Find every line below that contains the word "name" and copy it out.

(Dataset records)
• • • •
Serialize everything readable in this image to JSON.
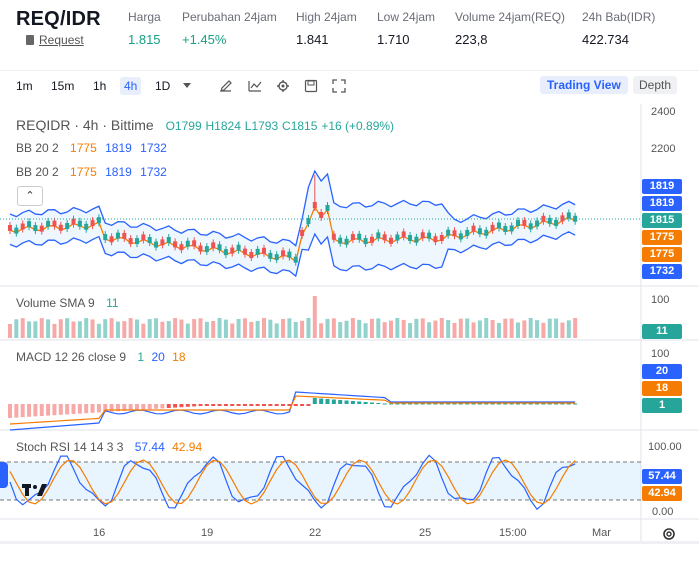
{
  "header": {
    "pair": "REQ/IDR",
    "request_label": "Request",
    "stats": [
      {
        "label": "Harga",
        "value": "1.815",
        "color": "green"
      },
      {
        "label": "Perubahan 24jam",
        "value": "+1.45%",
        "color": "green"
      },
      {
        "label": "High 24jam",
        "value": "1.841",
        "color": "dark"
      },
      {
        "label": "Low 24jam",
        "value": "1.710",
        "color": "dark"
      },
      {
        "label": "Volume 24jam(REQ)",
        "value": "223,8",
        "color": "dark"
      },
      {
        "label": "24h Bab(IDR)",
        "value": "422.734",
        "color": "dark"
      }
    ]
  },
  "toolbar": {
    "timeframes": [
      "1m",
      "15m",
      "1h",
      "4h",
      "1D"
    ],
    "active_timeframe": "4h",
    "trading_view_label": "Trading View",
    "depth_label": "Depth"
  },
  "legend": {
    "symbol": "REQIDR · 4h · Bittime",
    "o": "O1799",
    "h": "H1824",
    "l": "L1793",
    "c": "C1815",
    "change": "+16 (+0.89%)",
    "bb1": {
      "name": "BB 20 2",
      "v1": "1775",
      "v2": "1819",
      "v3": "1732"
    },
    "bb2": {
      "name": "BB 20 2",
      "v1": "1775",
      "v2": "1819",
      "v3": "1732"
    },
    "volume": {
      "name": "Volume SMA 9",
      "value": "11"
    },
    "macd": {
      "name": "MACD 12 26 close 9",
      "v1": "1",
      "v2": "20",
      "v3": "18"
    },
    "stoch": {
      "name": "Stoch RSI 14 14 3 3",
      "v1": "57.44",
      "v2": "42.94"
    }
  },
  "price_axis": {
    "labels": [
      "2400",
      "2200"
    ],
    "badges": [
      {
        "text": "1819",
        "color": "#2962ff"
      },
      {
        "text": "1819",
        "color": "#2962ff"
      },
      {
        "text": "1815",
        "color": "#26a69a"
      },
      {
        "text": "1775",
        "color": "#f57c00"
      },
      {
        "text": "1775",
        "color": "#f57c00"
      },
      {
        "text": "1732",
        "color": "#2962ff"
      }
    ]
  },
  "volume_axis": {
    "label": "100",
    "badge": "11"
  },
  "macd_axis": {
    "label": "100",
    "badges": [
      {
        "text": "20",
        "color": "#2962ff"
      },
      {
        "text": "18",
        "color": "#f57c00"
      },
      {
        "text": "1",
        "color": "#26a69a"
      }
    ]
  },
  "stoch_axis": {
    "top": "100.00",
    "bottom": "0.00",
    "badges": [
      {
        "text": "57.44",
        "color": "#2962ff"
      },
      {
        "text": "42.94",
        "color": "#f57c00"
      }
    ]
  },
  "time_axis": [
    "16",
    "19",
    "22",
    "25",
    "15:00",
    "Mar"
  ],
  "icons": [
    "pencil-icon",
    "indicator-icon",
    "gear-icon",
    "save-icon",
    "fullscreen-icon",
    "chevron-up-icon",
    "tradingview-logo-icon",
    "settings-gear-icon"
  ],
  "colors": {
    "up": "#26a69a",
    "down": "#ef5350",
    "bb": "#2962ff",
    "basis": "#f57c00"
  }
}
• • • •
TASK RESULT >>
      "name": "BB 20 2",
      "name": "BB 20 2",
      "name": "Volume SMA 9",
      "name": "MACD 12 26 close 9",
      "name": "Stoch RSI 14 14 3 3",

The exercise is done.